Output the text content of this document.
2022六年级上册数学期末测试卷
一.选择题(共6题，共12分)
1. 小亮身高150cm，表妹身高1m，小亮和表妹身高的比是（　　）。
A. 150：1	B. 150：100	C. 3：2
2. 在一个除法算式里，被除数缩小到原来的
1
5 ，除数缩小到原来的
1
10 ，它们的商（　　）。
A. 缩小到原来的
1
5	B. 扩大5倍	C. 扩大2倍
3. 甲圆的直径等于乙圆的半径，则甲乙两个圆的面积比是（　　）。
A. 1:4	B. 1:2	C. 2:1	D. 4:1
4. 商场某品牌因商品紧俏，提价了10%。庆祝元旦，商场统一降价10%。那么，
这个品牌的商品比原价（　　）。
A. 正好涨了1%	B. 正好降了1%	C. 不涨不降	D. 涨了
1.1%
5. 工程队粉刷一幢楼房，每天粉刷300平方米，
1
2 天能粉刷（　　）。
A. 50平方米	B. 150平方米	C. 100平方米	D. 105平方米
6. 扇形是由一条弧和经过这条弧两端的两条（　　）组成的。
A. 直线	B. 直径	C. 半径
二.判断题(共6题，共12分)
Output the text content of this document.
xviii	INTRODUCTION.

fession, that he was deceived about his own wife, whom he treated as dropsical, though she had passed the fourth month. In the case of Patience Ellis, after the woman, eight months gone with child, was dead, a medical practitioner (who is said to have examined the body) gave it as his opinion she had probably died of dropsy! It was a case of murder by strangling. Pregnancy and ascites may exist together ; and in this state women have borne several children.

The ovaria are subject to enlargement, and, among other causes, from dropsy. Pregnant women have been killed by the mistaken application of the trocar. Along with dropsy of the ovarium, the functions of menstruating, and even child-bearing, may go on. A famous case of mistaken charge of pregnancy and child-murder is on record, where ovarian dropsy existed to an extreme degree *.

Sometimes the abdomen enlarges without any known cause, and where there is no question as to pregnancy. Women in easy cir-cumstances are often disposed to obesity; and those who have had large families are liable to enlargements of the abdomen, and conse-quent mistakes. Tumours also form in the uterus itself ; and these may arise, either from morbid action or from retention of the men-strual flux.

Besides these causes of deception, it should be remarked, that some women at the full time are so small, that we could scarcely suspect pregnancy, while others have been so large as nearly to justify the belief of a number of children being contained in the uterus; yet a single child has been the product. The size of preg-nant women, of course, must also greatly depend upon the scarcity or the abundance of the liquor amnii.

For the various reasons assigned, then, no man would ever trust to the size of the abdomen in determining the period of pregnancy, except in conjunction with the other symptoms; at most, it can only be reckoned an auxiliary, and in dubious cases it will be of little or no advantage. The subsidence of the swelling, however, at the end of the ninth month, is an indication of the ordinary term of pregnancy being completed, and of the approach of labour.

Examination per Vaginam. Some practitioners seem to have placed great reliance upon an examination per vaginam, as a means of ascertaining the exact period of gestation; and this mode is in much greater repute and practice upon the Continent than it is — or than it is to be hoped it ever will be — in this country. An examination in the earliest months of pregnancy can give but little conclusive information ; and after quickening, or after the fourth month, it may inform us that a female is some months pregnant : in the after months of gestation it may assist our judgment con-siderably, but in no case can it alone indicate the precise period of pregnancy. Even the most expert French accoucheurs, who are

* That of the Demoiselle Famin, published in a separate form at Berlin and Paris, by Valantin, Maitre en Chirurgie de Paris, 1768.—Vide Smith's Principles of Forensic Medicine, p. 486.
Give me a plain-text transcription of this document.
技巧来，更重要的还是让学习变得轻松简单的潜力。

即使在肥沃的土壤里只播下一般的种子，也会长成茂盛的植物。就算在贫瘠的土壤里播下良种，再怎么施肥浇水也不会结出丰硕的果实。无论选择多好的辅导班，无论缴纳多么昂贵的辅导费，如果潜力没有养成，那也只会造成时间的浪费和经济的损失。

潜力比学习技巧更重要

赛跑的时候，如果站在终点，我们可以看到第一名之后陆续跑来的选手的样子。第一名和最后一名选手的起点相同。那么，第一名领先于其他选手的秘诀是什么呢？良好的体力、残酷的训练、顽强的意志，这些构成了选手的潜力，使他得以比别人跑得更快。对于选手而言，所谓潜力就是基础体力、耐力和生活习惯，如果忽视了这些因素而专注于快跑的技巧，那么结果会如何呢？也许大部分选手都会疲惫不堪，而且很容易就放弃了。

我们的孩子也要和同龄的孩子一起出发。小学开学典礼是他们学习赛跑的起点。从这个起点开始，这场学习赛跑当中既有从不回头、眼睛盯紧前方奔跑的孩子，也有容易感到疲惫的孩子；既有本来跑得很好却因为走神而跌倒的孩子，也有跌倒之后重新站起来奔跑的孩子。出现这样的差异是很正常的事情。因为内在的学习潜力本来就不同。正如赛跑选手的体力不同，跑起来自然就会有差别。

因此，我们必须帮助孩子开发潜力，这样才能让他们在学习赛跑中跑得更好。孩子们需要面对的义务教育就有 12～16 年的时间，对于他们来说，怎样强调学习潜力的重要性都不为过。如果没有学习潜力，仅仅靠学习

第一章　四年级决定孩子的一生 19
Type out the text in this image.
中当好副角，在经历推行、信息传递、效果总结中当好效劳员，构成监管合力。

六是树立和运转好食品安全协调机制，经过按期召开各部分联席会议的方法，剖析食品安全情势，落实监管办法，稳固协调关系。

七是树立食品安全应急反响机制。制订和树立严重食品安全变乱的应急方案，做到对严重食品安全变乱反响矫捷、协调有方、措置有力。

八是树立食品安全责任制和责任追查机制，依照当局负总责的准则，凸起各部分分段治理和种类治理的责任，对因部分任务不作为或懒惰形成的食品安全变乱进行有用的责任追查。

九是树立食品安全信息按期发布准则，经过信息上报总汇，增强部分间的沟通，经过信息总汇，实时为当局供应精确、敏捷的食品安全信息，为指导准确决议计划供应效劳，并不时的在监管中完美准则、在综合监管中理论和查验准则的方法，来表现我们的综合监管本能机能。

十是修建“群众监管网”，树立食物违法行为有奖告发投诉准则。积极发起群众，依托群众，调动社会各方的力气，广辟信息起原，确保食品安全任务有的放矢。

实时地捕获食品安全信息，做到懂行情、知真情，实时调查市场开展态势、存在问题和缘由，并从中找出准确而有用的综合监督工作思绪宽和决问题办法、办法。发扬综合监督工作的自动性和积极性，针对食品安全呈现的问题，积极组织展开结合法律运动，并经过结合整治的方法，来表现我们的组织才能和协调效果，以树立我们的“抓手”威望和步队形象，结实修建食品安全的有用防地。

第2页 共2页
────────
• Task prompt
Copy every line of the material, please, keeping it exactly the same.

• Result
Output the text content of this document.
2022六年级上册数学期末测试卷
一.选择题(共6题，共12分)
1. 小亮身高150cm，表妹身高1m，小亮和表妹身高的比是（　　）。
A. 150：1	B. 150：100	C. 3：2
2. 在一个除法算式里，被除数缩小到原来的
1
5 ，除数缩小到原来的
1
10 ，它们的商（　　）。
A. 缩小到原来的
1
5	B. 扩大5倍	C. 扩大2倍
3. 甲圆的直径等于乙圆的半径，则甲乙两个圆的面积比是（　　）。
A. 1:4	B. 1:2	C. 2:1	D. 4:1
4. 商场某品牌因商品紧俏，提价了10%。庆祝元旦，商场统一降价10%。那么，
这个品牌的商品比原价（　　）。
A. 正好涨了1%	B. 正好降了1%	C. 不涨不降	D. 涨了
1.1%
5. 工程队粉刷一幢楼房，每天粉刷300平方米，
1
2 天能粉刷（　　）。
A. 50平方米	B. 150平方米	C. 100平方米	D. 105平方米
6. 扇形是由一条弧和经过这条弧两端的两条（　　）组成的。
A. 直线	B. 直径	C. 半径
二.判断题(共6题，共12分)
Output the text content of this document.
xviii	INTRODUCTION.

fession, that he was deceived about his own wife, whom he treated as dropsical, though she had passed the fourth month. In the case of Patience Ellis, after the woman, eight months gone with child, was dead, a medical practitioner (who is said to have examined the body) gave it as his opinion she had probably died of dropsy! It was a case of murder by strangling. Pregnancy and ascites may exist together ; and in this state women have borne several children.

The ovaria are subject to enlargement, and, among other causes, from dropsy. Pregnant women have been killed by the mistaken application of the trocar. Along with dropsy of the ovarium, the functions of menstruating, and even child-bearing, may go on. A famous case of mistaken charge of pregnancy and child-murder is on record, where ovarian dropsy existed to an extreme degree *.

Sometimes the abdomen enlarges without any known cause, and where there is no question as to pregnancy. Women in easy cir-cumstances are often disposed to obesity; and those who have had large families are liable to enlargements of the abdomen, and conse-quent mistakes. Tumours also form in the uterus itself ; and these may arise, either from morbid action or from retention of the men-strual flux.

Besides these causes of deception, it should be remarked, that some women at the full time are so small, that we could scarcely suspect pregnancy, while others have been so large as nearly to justify the belief of a number of children being contained in the uterus; yet a single child has been the product. The size of preg-nant women, of course, must also greatly depend upon the scarcity or the abundance of the liquor amnii.

For the various reasons assigned, then, no man would ever trust to the size of the abdomen in determining the period of pregnancy, except in conjunction with the other symptoms; at most, it can only be reckoned an auxiliary, and in dubious cases it will be of little or no advantage. The subsidence of the swelling, however, at the end of the ninth month, is an indication of the ordinary term of pregnancy being completed, and of the approach of labour.

Examination per Vaginam. Some practitioners seem to have placed great reliance upon an examination per vaginam, as a means of ascertaining the exact period of gestation; and this mode is in much greater repute and practice upon the Continent than it is — or than it is to be hoped it ever will be — in this country. An examination in the earliest months of pregnancy can give but little conclusive information ; and after quickening, or after the fourth month, it may inform us that a female is some months pregnant : in the after months of gestation it may assist our judgment con-siderably, but in no case can it alone indicate the precise period of pregnancy. Even the most expert French accoucheurs, who are

* That of the Demoiselle Famin, published in a separate form at Berlin and Paris, by Valantin, Maitre en Chirurgie de Paris, 1768.—Vide Smith's Principles of Forensic Medicine, p. 486.
Give me a plain-text transcription of this document.
技巧来，更重要的还是让学习变得轻松简单的潜力。

即使在肥沃的土壤里只播下一般的种子，也会长成茂盛的植物。就算在贫瘠的土壤里播下良种，再怎么施肥浇水也不会结出丰硕的果实。无论选择多好的辅导班，无论缴纳多么昂贵的辅导费，如果潜力没有养成，那也只会造成时间的浪费和经济的损失。

潜力比学习技巧更重要

赛跑的时候，如果站在终点，我们可以看到第一名之后陆续跑来的选手的样子。第一名和最后一名选手的起点相同。那么，第一名领先于其他选手的秘诀是什么呢？良好的体力、残酷的训练、顽强的意志，这些构成了选手的潜力，使他得以比别人跑得更快。对于选手而言，所谓潜力就是基础体力、耐力和生活习惯，如果忽视了这些因素而专注于快跑的技巧，那么结果会如何呢？也许大部分选手都会疲惫不堪，而且很容易就放弃了。

我们的孩子也要和同龄的孩子一起出发。小学开学典礼是他们学习赛跑的起点。从这个起点开始，这场学习赛跑当中既有从不回头、眼睛盯紧前方奔跑的孩子，也有容易感到疲惫的孩子；既有本来跑得很好却因为走神而跌倒的孩子，也有跌倒之后重新站起来奔跑的孩子。出现这样的差异是很正常的事情。因为内在的学习潜力本来就不同。正如赛跑选手的体力不同，跑起来自然就会有差别。

因此，我们必须帮助孩子开发潜力，这样才能让他们在学习赛跑中跑得更好。孩子们需要面对的义务教育就有 12～16 年的时间，对于他们来说，怎样强调学习潜力的重要性都不为过。如果没有学习潜力，仅仅靠学习

第一章　四年级决定孩子的一生 19
Type out the text in this image.
中当好副角，在经历推行、信息传递、效果总结中当好效劳员，构成监管合力。

六是树立和运转好食品安全协调机制，经过按期召开各部分联席会议的方法，剖析食品安全情势，落实监管办法，稳固协调关系。

七是树立食品安全应急反响机制。制订和树立严重食品安全变乱的应急方案，做到对严重食品安全变乱反响矫捷、协调有方、措置有力。

八是树立食品安全责任制和责任追查机制，依照当局负总责的准则，凸起各部分分段治理和种类治理的责任，对因部分任务不作为或懒惰形成的食品安全变乱进行有用的责任追查。

九是树立食品安全信息按期发布准则，经过信息上报总汇，增强部分间的沟通，经过信息总汇，实时为当局供应精确、敏捷的食品安全信息，为指导准确决议计划供应效劳，并不时的在监管中完美准则、在综合监管中理论和查验准则的方法，来表现我们的综合监管本能机能。

十是修建“群众监管网”，树立食物违法行为有奖告发投诉准则。积极发起群众，依托群众，调动社会各方的力气，广辟信息起原，确保食品安全任务有的放矢。

实时地捕获食品安全信息，做到懂行情、知真情，实时调查市场开展态势、存在问题和缘由，并从中找出准确而有用的综合监督工作思绪宽和决问题办法、办法。发扬综合监督工作的自动性和积极性，针对食品安全呈现的问题，积极组织展开结合法律运动，并经过结合整治的方法，来表现我们的组织才能和协调效果，以树立我们的“抓手”威望和步队形象，结实修建食品安全的有用防地。

第2页 共2页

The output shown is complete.